__WHAT YOU SHOULD DO__.
Can you render the entries as a numbered list, starting at the line that contains "option-consumer[interactable]: Consumer [957, 251, 1181, 321]" and ending after the line that contains "file-size-note: Files larger"? Leave out any blank lines.

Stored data

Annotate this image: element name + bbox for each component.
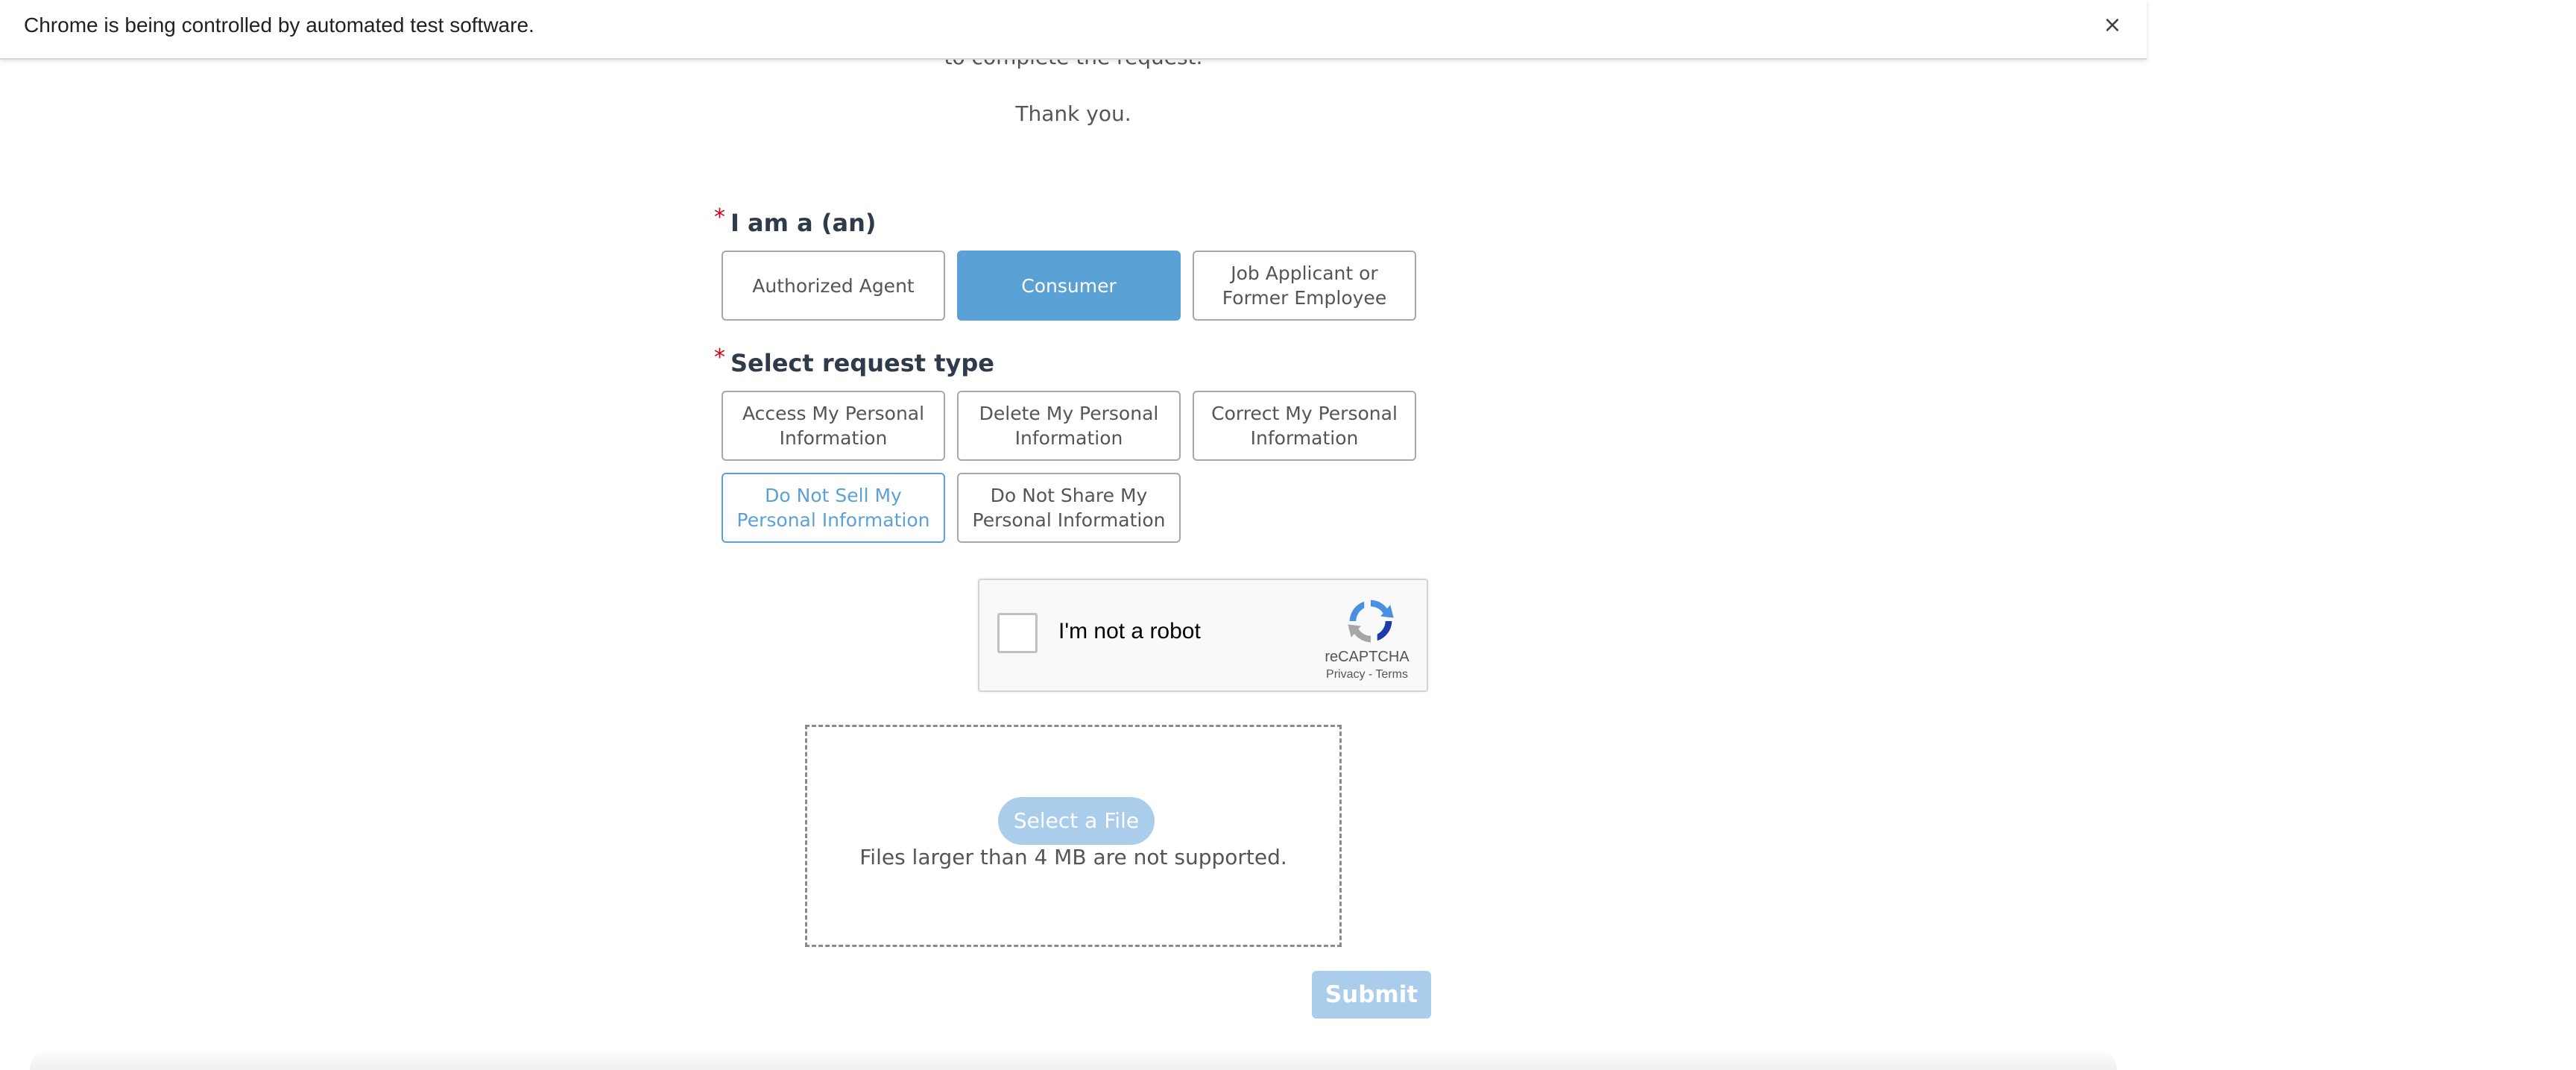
option-consumer[interactable]: Consumer [957, 251, 1181, 321]
option-label: Correct My Personal Information [1211, 403, 1398, 449]
option-authorized-agent[interactable]: Authorized Agent [722, 251, 945, 321]
option-job-applicant[interactable]: Job Applicant or Former Employee [1193, 251, 1416, 321]
option-delete-info[interactable]: Delete My Personal Information [957, 391, 1181, 461]
option-access-info[interactable]: Access My Personal Information [722, 391, 945, 461]
page-bottom-shadow [30, 1048, 2117, 1070]
automation-infobar: Chrome is being controlled by automated … [0, 0, 2147, 60]
thank-you-text: Thank you. [1015, 101, 1131, 126]
file-size-note: Files larger than 4 MB are not supported… [859, 845, 1287, 869]
file-dropzone[interactable]: Select a File Files larger than 4 MB are… [805, 725, 1342, 947]
recaptcha-separator: - [1368, 668, 1373, 681]
required-marker: * [714, 204, 725, 230]
submit-button[interactable]: Submit [1312, 971, 1431, 1019]
recaptcha-terms-link[interactable]: Terms [1375, 668, 1408, 681]
recaptcha-checkbox[interactable] [997, 613, 1038, 653]
option-label: Access My Personal Information [742, 403, 925, 449]
option-do-not-sell[interactable]: Do Not Sell My Personal Information [722, 473, 945, 543]
recaptcha-label: I'm not a robot [1058, 619, 1201, 643]
select-file-button[interactable]: Select a File [998, 797, 1155, 845]
recaptcha-brand: reCAPTCHA [1325, 649, 1409, 665]
option-correct-info[interactable]: Correct My Personal Information [1193, 391, 1416, 461]
option-label: Do Not Sell My Personal Information [736, 485, 930, 531]
recaptcha-links: Privacy - Terms [1300, 668, 1434, 682]
close-icon[interactable]: × [2096, 9, 2129, 42]
requester-type-label: I am a (an) [730, 209, 877, 237]
required-marker: * [714, 344, 725, 371]
request-type-label: Select request type [730, 349, 994, 377]
option-do-not-share[interactable]: Do Not Share My Personal Information [957, 473, 1181, 543]
option-label: Consumer [1021, 274, 1117, 297]
recaptcha-widget: I'm not a robot reCAPTCHA Privacy - Term… [978, 579, 1428, 692]
recaptcha-logo-icon [1348, 599, 1394, 643]
option-label: Authorized Agent [752, 274, 915, 297]
infobar-message: Chrome is being controlled by automated … [24, 13, 534, 37]
recaptcha-privacy-link[interactable]: Privacy [1326, 668, 1365, 681]
option-label: Do Not Share My Personal Information [972, 485, 1166, 531]
option-label: Delete My Personal Information [979, 403, 1159, 449]
option-label: Job Applicant or Former Employee [1222, 262, 1387, 309]
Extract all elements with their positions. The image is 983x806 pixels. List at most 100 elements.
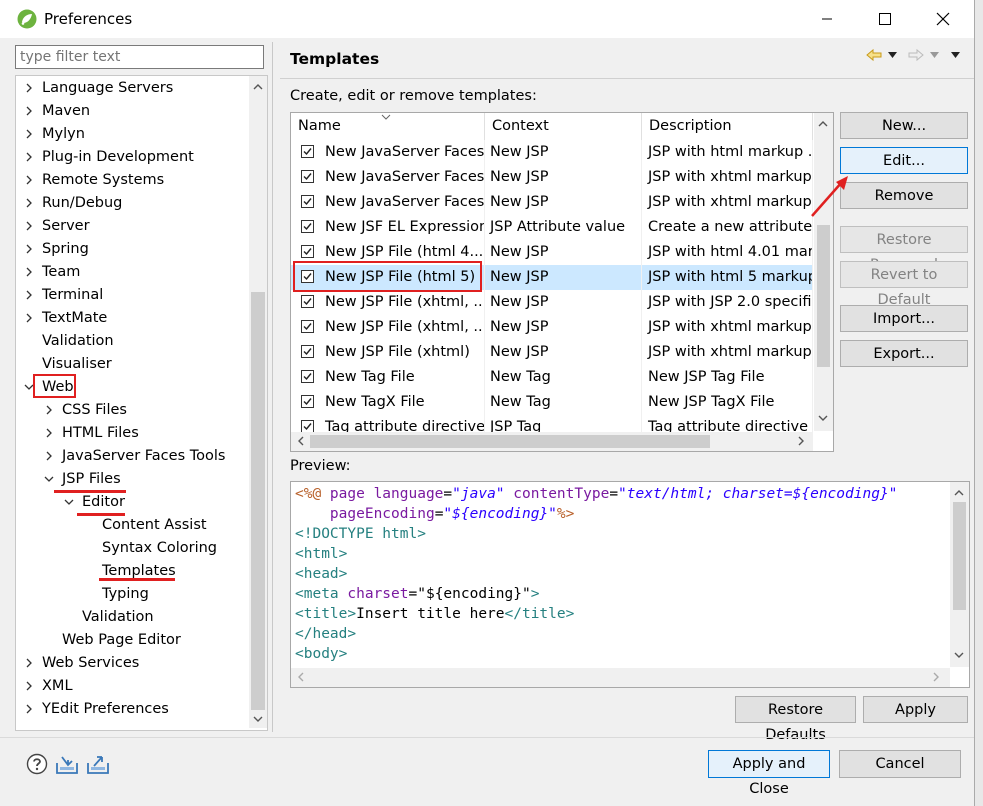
tree-item[interactable]: Web Services: [26, 652, 139, 675]
chevron-right-icon[interactable]: [24, 221, 34, 231]
table-row[interactable]: New JavaServer Faces... New JSP JSP with x…: [291, 190, 813, 215]
template-enabled-checkbox[interactable]: [301, 345, 314, 358]
scroll-left-icon[interactable]: [296, 672, 306, 682]
table-hscrollbar-thumb[interactable]: [310, 435, 710, 448]
apply-button[interactable]: Apply: [863, 696, 968, 723]
back-dropdown-icon[interactable]: [888, 52, 897, 58]
tree-item[interactable]: Validation: [82, 606, 154, 629]
table-row[interactable]: New JSP File (html 5) New JSP JSP with htm…: [291, 265, 813, 290]
table-vertical-scrollbar[interactable]: [814, 113, 833, 431]
edit-button[interactable]: Edit...: [840, 147, 968, 174]
tree-item[interactable]: CSS Files: [46, 399, 127, 422]
scroll-up-icon[interactable]: [253, 82, 263, 92]
tree-item[interactable]: Spring: [26, 238, 89, 261]
tree-item[interactable]: Content Assist: [102, 514, 207, 537]
scroll-up-icon[interactable]: [954, 488, 964, 498]
tree-item[interactable]: Visualiser: [42, 353, 112, 376]
table-row[interactable]: New JSP File (xhtml, ... New JSP JSP with …: [291, 290, 813, 315]
template-enabled-checkbox[interactable]: [301, 145, 314, 158]
chevron-right-icon[interactable]: [24, 658, 34, 668]
tree-item[interactable]: Syntax Coloring: [102, 537, 217, 560]
table-row[interactable]: New JSP File (html 4... New JSP JSP with h…: [291, 240, 813, 265]
tree-item[interactable]: Web: [24, 376, 74, 399]
tree-item[interactable]: Run/Debug: [26, 192, 122, 215]
tree-item[interactable]: Validation: [42, 330, 114, 353]
chevron-right-icon[interactable]: [24, 704, 34, 714]
chevron-right-icon[interactable]: [24, 244, 34, 254]
tree-item[interactable]: Templates: [102, 560, 176, 583]
scroll-down-icon[interactable]: [954, 650, 964, 660]
scroll-down-icon[interactable]: [253, 714, 263, 724]
template-enabled-checkbox[interactable]: [301, 245, 314, 258]
template-enabled-checkbox[interactable]: [301, 295, 314, 308]
apply-and-close-button[interactable]: Apply and Close: [708, 750, 830, 797]
tree-item[interactable]: Language Servers: [26, 77, 173, 100]
table-row[interactable]: New Tag File New Tag New JSP Tag File: [291, 365, 813, 390]
table-row[interactable]: New JSP File (xhtml, ... New JSP JSP with …: [291, 315, 813, 340]
chevron-right-icon[interactable]: [24, 290, 34, 300]
template-enabled-checkbox[interactable]: [301, 370, 314, 383]
tree-item[interactable]: JavaServer Faces Tools: [46, 445, 225, 468]
tree-item[interactable]: YEdit Preferences: [26, 698, 169, 721]
table-row[interactable]: New JavaServer Faces... New JSP JSP with x…: [291, 165, 813, 190]
table-row[interactable]: New TagX File New Tag New JSP TagX File: [291, 390, 813, 415]
tree-item[interactable]: TextMate: [26, 307, 107, 330]
column-header-description[interactable]: Description: [642, 113, 813, 140]
new-button[interactable]: New...: [840, 112, 968, 139]
maximize-button[interactable]: [856, 0, 914, 38]
chevron-right-icon[interactable]: [24, 175, 34, 185]
table-row[interactable]: New JSP File (xhtml) New JSP JSP with xhtm…: [291, 340, 813, 365]
template-enabled-checkbox[interactable]: [301, 220, 314, 233]
help-icon[interactable]: [26, 753, 48, 775]
chevron-right-icon[interactable]: [24, 313, 34, 323]
tree-item[interactable]: Maven: [26, 100, 90, 123]
table-row[interactable]: New JavaServer Faces... New JSP JSP with h…: [291, 140, 813, 165]
chevron-right-icon[interactable]: [24, 198, 34, 208]
chevron-right-icon[interactable]: [24, 83, 34, 93]
tree-item[interactable]: Server: [26, 215, 90, 238]
back-arrow-icon[interactable]: [866, 48, 882, 62]
table-horizontal-scrollbar[interactable]: [291, 432, 813, 451]
chevron-right-icon[interactable]: [24, 152, 34, 162]
template-preview[interactable]: <%@ page language="java" contentType="te…: [290, 481, 970, 688]
chevron-right-icon[interactable]: [44, 428, 54, 438]
tree-scrollbar-thumb[interactable]: [251, 292, 265, 710]
chevron-down-icon[interactable]: [24, 382, 34, 392]
import-preferences-icon[interactable]: [55, 753, 79, 775]
table-row[interactable]: New JSF EL Expression JSP Attribute value…: [291, 215, 813, 240]
template-enabled-checkbox[interactable]: [301, 170, 314, 183]
minimize-button[interactable]: [798, 0, 856, 38]
cancel-button[interactable]: Cancel: [839, 750, 961, 778]
chevron-right-icon[interactable]: [44, 405, 54, 415]
template-enabled-checkbox[interactable]: [301, 195, 314, 208]
preview-vertical-scrollbar[interactable]: [950, 482, 969, 667]
tree-item[interactable]: Web Page Editor: [62, 629, 181, 652]
tree-item[interactable]: JSP Files: [44, 468, 121, 491]
chevron-right-icon[interactable]: [44, 451, 54, 461]
tree-item[interactable]: Editor: [64, 491, 125, 514]
tree-item[interactable]: Typing: [102, 583, 149, 606]
scroll-left-icon[interactable]: [296, 436, 306, 446]
scroll-down-icon[interactable]: [818, 413, 828, 423]
restore-removed-button[interactable]: Restore Removed: [840, 226, 968, 273]
chevron-down-icon[interactable]: [64, 497, 74, 507]
template-enabled-checkbox[interactable]: [301, 320, 314, 333]
chevron-down-icon[interactable]: [44, 474, 54, 484]
export-button[interactable]: Export...: [840, 340, 968, 367]
table-scrollbar-thumb[interactable]: [817, 225, 830, 367]
import-button[interactable]: Import...: [840, 305, 968, 332]
tree-item[interactable]: Plug-in Development: [26, 146, 194, 169]
tree-item[interactable]: XML: [26, 675, 73, 698]
remove-button[interactable]: Remove: [840, 182, 968, 209]
preview-scrollbar-thumb[interactable]: [953, 502, 966, 610]
filter-input[interactable]: [15, 45, 264, 69]
tree-item[interactable]: Team: [26, 261, 80, 284]
tree-scrollbar[interactable]: [249, 76, 267, 728]
chevron-right-icon[interactable]: [24, 106, 34, 116]
scroll-right-icon[interactable]: [931, 672, 941, 682]
close-button[interactable]: [914, 0, 972, 38]
scroll-up-icon[interactable]: [818, 119, 828, 129]
tree-item[interactable]: HTML Files: [46, 422, 139, 445]
revert-to-default-button[interactable]: Revert to Default: [840, 261, 968, 308]
pane-divider[interactable]: [272, 42, 273, 732]
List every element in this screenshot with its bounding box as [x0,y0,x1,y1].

__RESPONSE TO THE TASK__.
1. option-consumer[interactable]: Consumer [957, 251, 1181, 321]
2. option-label: Correct My Personal Information [1211, 403, 1398, 449]
3. option-authorized-agent[interactable]: Authorized Agent [722, 251, 945, 321]
4. option-job-applicant[interactable]: Job Applicant or Former Employee [1193, 251, 1416, 321]
5. option-delete-info[interactable]: Delete My Personal Information [957, 391, 1181, 461]
6. option-access-info[interactable]: Access My Personal Information [722, 391, 945, 461]
7. page-bottom-shadow [30, 1048, 2117, 1070]
8. automation-infobar: Chrome is being controlled by automated … [0, 0, 2147, 60]
9. thank-you-text: Thank you. [1015, 101, 1131, 126]
10. file-size-note: Files larger than 4 MB are not supported… [859, 845, 1287, 869]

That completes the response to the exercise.